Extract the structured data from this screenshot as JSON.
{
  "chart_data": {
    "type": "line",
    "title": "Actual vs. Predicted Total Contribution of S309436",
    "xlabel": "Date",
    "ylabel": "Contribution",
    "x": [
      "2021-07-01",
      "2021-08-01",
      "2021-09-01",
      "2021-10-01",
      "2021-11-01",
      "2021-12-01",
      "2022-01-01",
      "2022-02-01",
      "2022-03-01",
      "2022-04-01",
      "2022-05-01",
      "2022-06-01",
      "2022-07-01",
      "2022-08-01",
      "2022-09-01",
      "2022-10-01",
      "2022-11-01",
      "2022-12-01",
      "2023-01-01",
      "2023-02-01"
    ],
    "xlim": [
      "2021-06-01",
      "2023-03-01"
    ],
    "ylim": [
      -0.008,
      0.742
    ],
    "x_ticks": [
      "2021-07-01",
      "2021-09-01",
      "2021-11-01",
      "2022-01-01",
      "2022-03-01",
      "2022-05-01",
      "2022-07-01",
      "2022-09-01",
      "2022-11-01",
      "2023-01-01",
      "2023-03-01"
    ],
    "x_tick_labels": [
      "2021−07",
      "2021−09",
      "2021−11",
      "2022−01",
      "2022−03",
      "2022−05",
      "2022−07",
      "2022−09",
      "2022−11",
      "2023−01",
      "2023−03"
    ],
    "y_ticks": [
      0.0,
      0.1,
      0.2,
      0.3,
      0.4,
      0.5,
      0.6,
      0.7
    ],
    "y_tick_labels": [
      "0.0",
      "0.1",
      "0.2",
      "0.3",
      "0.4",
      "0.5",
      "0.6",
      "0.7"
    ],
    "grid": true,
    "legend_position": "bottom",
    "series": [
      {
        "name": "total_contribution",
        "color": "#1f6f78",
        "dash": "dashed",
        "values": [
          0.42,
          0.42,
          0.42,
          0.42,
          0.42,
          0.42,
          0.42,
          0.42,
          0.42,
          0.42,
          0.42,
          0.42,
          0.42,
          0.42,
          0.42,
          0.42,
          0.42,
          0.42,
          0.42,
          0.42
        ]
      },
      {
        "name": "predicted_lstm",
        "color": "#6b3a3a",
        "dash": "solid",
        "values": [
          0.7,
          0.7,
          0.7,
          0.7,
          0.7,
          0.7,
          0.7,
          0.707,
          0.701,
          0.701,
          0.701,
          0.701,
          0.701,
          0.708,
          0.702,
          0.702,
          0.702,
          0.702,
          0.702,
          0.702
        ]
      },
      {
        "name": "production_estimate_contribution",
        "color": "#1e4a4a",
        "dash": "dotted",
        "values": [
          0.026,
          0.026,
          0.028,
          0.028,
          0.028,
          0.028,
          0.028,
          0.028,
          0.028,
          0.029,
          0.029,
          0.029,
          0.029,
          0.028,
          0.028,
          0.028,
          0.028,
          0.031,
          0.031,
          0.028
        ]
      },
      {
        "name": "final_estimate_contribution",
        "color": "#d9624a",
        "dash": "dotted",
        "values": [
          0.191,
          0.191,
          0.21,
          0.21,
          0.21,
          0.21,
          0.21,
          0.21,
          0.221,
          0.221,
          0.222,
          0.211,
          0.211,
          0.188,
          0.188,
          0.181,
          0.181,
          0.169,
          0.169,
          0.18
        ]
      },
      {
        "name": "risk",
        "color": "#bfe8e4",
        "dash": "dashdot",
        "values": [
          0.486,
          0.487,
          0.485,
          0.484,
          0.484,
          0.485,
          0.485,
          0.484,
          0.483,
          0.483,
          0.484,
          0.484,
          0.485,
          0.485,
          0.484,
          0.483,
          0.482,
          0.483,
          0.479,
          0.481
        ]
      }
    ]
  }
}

- - - -

OBJECTIVE:
The entries above must be returned exactly.

TASK OUTPUT:
Extract the structured data from this screenshot as JSON.
{
  "chart_data": {
    "type": "line",
    "title": "Actual vs. Predicted Total Contribution of S309436",
    "xlabel": "Date",
    "ylabel": "Contribution",
    "x": [
      "2021-07-01",
      "2021-08-01",
      "2021-09-01",
      "2021-10-01",
      "2021-11-01",
      "2021-12-01",
      "2022-01-01",
      "2022-02-01",
      "2022-03-01",
      "2022-04-01",
      "2022-05-01",
      "2022-06-01",
      "2022-07-01",
      "2022-08-01",
      "2022-09-01",
      "2022-10-01",
      "2022-11-01",
      "2022-12-01",
      "2023-01-01",
      "2023-02-01"
    ],
    "xlim": [
      "2021-06-01",
      "2023-03-01"
    ],
    "ylim": [
      -0.008,
      0.742
    ],
    "x_ticks": [
      "2021-07-01",
      "2021-09-01",
      "2021-11-01",
      "2022-01-01",
      "2022-03-01",
      "2022-05-01",
      "2022-07-01",
      "2022-09-01",
      "2022-11-01",
      "2023-01-01",
      "2023-03-01"
    ],
    "x_tick_labels": [
      "2021−07",
      "2021−09",
      "2021−11",
      "2022−01",
      "2022−03",
      "2022−05",
      "2022−07",
      "2022−09",
      "2022−11",
      "2023−01",
      "2023−03"
    ],
    "y_ticks": [
      0.0,
      0.1,
      0.2,
      0.3,
      0.4,
      0.5,
      0.6,
      0.7
    ],
    "y_tick_labels": [
      "0.0",
      "0.1",
      "0.2",
      "0.3",
      "0.4",
      "0.5",
      "0.6",
      "0.7"
    ],
    "grid": true,
    "legend_position": "bottom",
    "series": [
      {
        "name": "total_contribution",
        "color": "#1f6f78",
        "dash": "dashed",
        "values": [
          0.42,
          0.42,
          0.42,
          0.42,
          0.42,
          0.42,
          0.42,
          0.42,
          0.42,
          0.42,
          0.42,
          0.42,
          0.42,
          0.42,
          0.42,
          0.42,
          0.42,
          0.42,
          0.42,
          0.42
        ]
      },
      {
        "name": "predicted_lstm",
        "color": "#6b3a3a",
        "dash": "solid",
        "values": [
          0.7,
          0.7,
          0.7,
          0.7,
          0.7,
          0.7,
          0.7,
          0.707,
          0.701,
          0.701,
          0.701,
          0.701,
          0.701,
          0.708,
          0.702,
          0.702,
          0.702,
          0.702,
          0.702,
          0.702
        ]
      },
      {
        "name": "production_estimate_contribution",
        "color": "#1e4a4a",
        "dash": "dotted",
        "values": [
          0.026,
          0.026,
          0.028,
          0.028,
          0.028,
          0.028,
          0.028,
          0.028,
          0.028,
          0.029,
          0.029,
          0.029,
          0.029,
          0.028,
          0.028,
          0.028,
          0.028,
          0.031,
          0.031,
          0.028
        ]
      },
      {
        "name": "final_estimate_contribution",
        "color": "#d9624a",
        "dash": "dotted",
        "values": [
          0.191,
          0.191,
          0.21,
          0.21,
          0.21,
          0.21,
          0.21,
          0.21,
          0.221,
          0.221,
          0.222,
          0.211,
          0.211,
          0.188,
          0.188,
          0.181,
          0.181,
          0.169,
          0.169,
          0.18
        ]
      },
      {
        "name": "risk",
        "color": "#bfe8e4",
        "dash": "dashdot",
        "values": [
          0.486,
          0.487,
          0.485,
          0.484,
          0.484,
          0.485,
          0.485,
          0.484,
          0.483,
          0.483,
          0.484,
          0.484,
          0.485,
          0.485,
          0.484,
          0.483,
          0.482,
          0.483,
          0.479,
          0.481
        ]
      }
    ]
  }
}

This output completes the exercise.